== Problem description ==
Transcribe the listing word for word.

Stored data
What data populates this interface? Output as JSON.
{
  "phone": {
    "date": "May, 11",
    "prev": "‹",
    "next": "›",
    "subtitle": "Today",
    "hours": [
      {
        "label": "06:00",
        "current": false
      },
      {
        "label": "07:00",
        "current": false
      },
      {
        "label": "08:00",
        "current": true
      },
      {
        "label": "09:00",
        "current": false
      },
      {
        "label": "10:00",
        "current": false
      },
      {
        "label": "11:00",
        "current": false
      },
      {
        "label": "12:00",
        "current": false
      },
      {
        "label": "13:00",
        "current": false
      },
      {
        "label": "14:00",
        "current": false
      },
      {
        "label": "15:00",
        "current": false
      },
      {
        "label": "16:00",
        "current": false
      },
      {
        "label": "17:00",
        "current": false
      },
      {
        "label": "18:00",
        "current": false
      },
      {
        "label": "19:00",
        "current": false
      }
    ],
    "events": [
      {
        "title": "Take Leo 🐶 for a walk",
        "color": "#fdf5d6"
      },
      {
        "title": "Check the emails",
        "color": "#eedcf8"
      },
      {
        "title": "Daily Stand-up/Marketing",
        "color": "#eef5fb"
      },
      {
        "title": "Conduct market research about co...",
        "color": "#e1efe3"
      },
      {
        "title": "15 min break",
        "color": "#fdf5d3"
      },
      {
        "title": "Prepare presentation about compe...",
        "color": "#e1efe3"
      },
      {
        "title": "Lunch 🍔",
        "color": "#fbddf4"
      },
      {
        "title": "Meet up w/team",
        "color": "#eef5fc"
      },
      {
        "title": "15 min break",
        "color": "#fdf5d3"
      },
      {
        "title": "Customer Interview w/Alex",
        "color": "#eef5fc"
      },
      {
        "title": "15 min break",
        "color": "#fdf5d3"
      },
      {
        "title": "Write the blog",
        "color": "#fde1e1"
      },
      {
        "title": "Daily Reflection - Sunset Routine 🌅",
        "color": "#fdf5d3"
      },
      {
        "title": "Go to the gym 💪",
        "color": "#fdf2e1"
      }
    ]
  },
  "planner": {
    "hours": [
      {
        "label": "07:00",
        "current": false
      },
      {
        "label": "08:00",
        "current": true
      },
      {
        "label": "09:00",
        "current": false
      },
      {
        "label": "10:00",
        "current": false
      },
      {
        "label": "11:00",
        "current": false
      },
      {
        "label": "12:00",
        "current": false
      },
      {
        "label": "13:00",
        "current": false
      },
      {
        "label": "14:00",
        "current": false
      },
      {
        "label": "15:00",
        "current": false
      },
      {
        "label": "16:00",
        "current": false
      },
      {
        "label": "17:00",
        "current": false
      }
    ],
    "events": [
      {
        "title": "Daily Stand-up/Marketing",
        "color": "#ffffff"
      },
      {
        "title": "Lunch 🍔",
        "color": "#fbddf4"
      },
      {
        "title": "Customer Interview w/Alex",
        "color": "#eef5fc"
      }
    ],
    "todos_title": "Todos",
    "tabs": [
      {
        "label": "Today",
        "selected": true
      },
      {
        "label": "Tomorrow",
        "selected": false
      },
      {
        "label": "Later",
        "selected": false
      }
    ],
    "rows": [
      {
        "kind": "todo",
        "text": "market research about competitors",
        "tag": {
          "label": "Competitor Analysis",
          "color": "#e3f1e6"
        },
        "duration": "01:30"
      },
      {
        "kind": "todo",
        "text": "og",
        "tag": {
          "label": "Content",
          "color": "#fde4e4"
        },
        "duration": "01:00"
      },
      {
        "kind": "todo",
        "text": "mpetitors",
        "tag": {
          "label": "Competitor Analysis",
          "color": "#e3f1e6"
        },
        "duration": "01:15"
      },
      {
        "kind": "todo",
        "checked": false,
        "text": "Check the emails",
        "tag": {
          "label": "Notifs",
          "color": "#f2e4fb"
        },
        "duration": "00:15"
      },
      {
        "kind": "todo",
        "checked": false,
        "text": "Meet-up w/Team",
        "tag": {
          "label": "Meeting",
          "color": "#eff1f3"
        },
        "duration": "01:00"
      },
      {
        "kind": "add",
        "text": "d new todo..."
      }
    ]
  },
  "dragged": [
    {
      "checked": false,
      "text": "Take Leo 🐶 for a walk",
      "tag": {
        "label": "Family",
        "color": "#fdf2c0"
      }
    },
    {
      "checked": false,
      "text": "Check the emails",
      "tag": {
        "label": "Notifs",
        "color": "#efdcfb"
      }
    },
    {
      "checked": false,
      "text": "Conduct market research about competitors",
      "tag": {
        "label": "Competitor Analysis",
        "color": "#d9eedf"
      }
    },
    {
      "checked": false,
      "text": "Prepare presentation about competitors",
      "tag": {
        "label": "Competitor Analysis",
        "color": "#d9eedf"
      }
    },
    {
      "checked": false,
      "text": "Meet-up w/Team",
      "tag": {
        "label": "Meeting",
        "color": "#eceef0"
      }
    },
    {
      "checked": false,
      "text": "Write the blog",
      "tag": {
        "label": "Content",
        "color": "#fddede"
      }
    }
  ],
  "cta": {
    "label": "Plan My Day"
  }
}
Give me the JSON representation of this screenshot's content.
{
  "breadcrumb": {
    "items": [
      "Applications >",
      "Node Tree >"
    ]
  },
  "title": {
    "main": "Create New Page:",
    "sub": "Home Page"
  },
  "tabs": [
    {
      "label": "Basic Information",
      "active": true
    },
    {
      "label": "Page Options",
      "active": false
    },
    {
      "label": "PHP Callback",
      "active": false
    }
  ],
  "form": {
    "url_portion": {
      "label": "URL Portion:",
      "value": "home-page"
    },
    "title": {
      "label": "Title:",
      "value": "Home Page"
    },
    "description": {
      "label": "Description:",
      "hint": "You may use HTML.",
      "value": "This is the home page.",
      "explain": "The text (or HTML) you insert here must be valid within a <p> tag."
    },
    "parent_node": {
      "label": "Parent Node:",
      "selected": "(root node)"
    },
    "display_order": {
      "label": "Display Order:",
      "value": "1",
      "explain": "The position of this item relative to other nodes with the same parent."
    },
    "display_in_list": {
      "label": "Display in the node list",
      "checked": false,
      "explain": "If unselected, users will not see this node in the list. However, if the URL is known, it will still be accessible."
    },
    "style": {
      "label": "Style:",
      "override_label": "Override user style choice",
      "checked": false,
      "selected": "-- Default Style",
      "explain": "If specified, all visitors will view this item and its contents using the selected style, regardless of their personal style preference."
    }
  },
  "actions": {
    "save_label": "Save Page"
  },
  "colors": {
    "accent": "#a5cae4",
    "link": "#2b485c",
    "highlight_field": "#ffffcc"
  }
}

== Result of the task ==
What data populates this interface? Output as JSON.
{
  "phone": {
    "date": "May, 11",
    "prev": "‹",
    "next": "›",
    "subtitle": "Today",
    "hours": [
      {
        "label": "06:00",
        "current": false
      },
      {
        "label": "07:00",
        "current": false
      },
      {
        "label": "08:00",
        "current": true
      },
      {
        "label": "09:00",
        "current": false
      },
      {
        "label": "10:00",
        "current": false
      },
      {
        "label": "11:00",
        "current": false
      },
      {
        "label": "12:00",
        "current": false
      },
      {
        "label": "13:00",
        "current": false
      },
      {
        "label": "14:00",
        "current": false
      },
      {
        "label": "15:00",
        "current": false
      },
      {
        "label": "16:00",
        "current": false
      },
      {
        "label": "17:00",
        "current": false
      },
      {
        "label": "18:00",
        "current": false
      },
      {
        "label": "19:00",
        "current": false
      }
    ],
    "events": [
      {
        "title": "Take Leo 🐶 for a walk",
        "color": "#fdf5d6"
      },
      {
        "title": "Check the emails",
        "color": "#eedcf8"
      },
      {
        "title": "Daily Stand-up/Marketing",
        "color": "#eef5fb"
      },
      {
        "title": "Conduct market research about co...",
        "color": "#e1efe3"
      },
      {
        "title": "15 min break",
        "color": "#fdf5d3"
      },
      {
        "title": "Prepare presentation about compe...",
        "color": "#e1efe3"
      },
      {
        "title": "Lunch 🍔",
        "color": "#fbddf4"
      },
      {
        "title": "Meet up w/team",
        "color": "#eef5fc"
      },
      {
        "title": "15 min break",
        "color": "#fdf5d3"
      },
      {
        "title": "Customer Interview w/Alex",
        "color": "#eef5fc"
      },
      {
        "title": "15 min break",
        "color": "#fdf5d3"
      },
      {
        "title": "Write the blog",
        "color": "#fde1e1"
      },
      {
        "title": "Daily Reflection - Sunset Routine 🌅",
        "color": "#fdf5d3"
      },
      {
        "title": "Go to the gym 💪",
        "color": "#fdf2e1"
      }
    ]
  },
  "planner": {
    "hours": [
      {
        "label": "07:00",
        "current": false
      },
      {
        "label": "08:00",
        "current": true
      },
      {
        "label": "09:00",
        "current": false
      },
      {
        "label": "10:00",
        "current": false
      },
      {
        "label": "11:00",
        "current": false
      },
      {
        "label": "12:00",
        "current": false
      },
      {
        "label": "13:00",
        "current": false
      },
      {
        "label": "14:00",
        "current": false
      },
      {
        "label": "15:00",
        "current": false
      },
      {
        "label": "16:00",
        "current": false
      },
      {
        "label": "17:00",
        "current": false
      }
    ],
    "events": [
      {
        "title": "Daily Stand-up/Marketing",
        "color": "#ffffff"
      },
      {
        "title": "Lunch 🍔",
        "color": "#fbddf4"
      },
      {
        "title": "Customer Interview w/Alex",
        "color": "#eef5fc"
      }
    ],
    "todos_title": "Todos",
    "tabs": [
      {
        "label": "Today",
        "selected": true
      },
      {
        "label": "Tomorrow",
        "selected": false
      },
      {
        "label": "Later",
        "selected": false
      }
    ],
    "rows": [
      {
        "kind": "todo",
        "text": "market research about competitors",
        "tag": {
          "label": "Competitor Analysis",
          "color": "#e3f1e6"
        },
        "duration": "01:30"
      },
      {
        "kind": "todo",
        "text": "og",
        "tag": {
          "label": "Content",
          "color": "#fde4e4"
        },
        "duration": "01:00"
      },
      {
        "kind": "todo",
        "text": "mpetitors",
        "tag": {
          "label": "Competitor Analysis",
          "color": "#e3f1e6"
        },
        "duration": "01:15"
      },
      {
        "kind": "todo",
        "checked": false,
        "text": "Check the emails",
        "tag": {
          "label": "Notifs",
          "color": "#f2e4fb"
        },
        "duration": "00:15"
      },
      {
        "kind": "todo",
        "checked": false,
        "text": "Meet-up w/Team",
        "tag": {
          "label": "Meeting",
          "color": "#eff1f3"
        },
        "duration": "01:00"
      },
      {
        "kind": "add",
        "text": "d new todo..."
      }
    ]
  },
  "dragged": [
    {
      "checked": false,
      "text": "Take Leo 🐶 for a walk",
      "tag": {
        "label": "Family",
        "color": "#fdf2c0"
      }
    },
    {
      "checked": false,
      "text": "Check the emails",
      "tag": {
        "label": "Notifs",
        "color": "#efdcfb"
      }
    },
    {
      "checked": false,
      "text": "Conduct market research about competitors",
      "tag": {
        "label": "Competitor Analysis",
        "color": "#d9eedf"
      }
    },
    {
      "checked": false,
      "text": "Prepare presentation about competitors",
      "tag": {
        "label": "Competitor Analysis",
        "color": "#d9eedf"
      }
    },
    {
      "checked": false,
      "text": "Meet-up w/Team",
      "tag": {
        "label": "Meeting",
        "color": "#eceef0"
      }
    },
    {
      "checked": false,
      "text": "Write the blog",
      "tag": {
        "label": "Content",
        "color": "#fddede"
      }
    }
  ],
  "cta": {
    "label": "Plan My Day"
  }
}
Give me the JSON representation of this screenshot's content.
{
  "breadcrumb": {
    "items": [
      "Applications >",
      "Node Tree >"
    ]
  },
  "title": {
    "main": "Create New Page:",
    "sub": "Home Page"
  },
  "tabs": [
    {
      "label": "Basic Information",
      "active": true
    },
    {
      "label": "Page Options",
      "active": false
    },
    {
      "label": "PHP Callback",
      "active": false
    }
  ],
  "form": {
    "url_portion": {
      "label": "URL Portion:",
      "value": "home-page"
    },
    "title": {
      "label": "Title:",
      "value": "Home Page"
    },
    "description": {
      "label": "Description:",
      "hint": "You may use HTML.",
      "value": "This is the home page.",
      "explain": "The text (or HTML) you insert here must be valid within a <p> tag."
    },
    "parent_node": {
      "label": "Parent Node:",
      "selected": "(root node)"
    },
    "display_order": {
      "label": "Display Order:",
      "value": "1",
      "explain": "The position of this item relative to other nodes with the same parent."
    },
    "display_in_list": {
      "label": "Display in the node list",
      "checked": false,
      "explain": "If unselected, users will not see this node in the list. However, if the URL is known, it will still be accessible."
    },
    "style": {
      "label": "Style:",
      "override_label": "Override user style choice",
      "checked": false,
      "selected": "-- Default Style",
      "explain": "If specified, all visitors will view this item and its contents using the selected style, regardless of their personal style preference."
    }
  },
  "actions": {
    "save_label": "Save Page"
  },
  "colors": {
    "accent": "#a5cae4",
    "link": "#2b485c",
    "highlight_field": "#ffffcc"
  }
}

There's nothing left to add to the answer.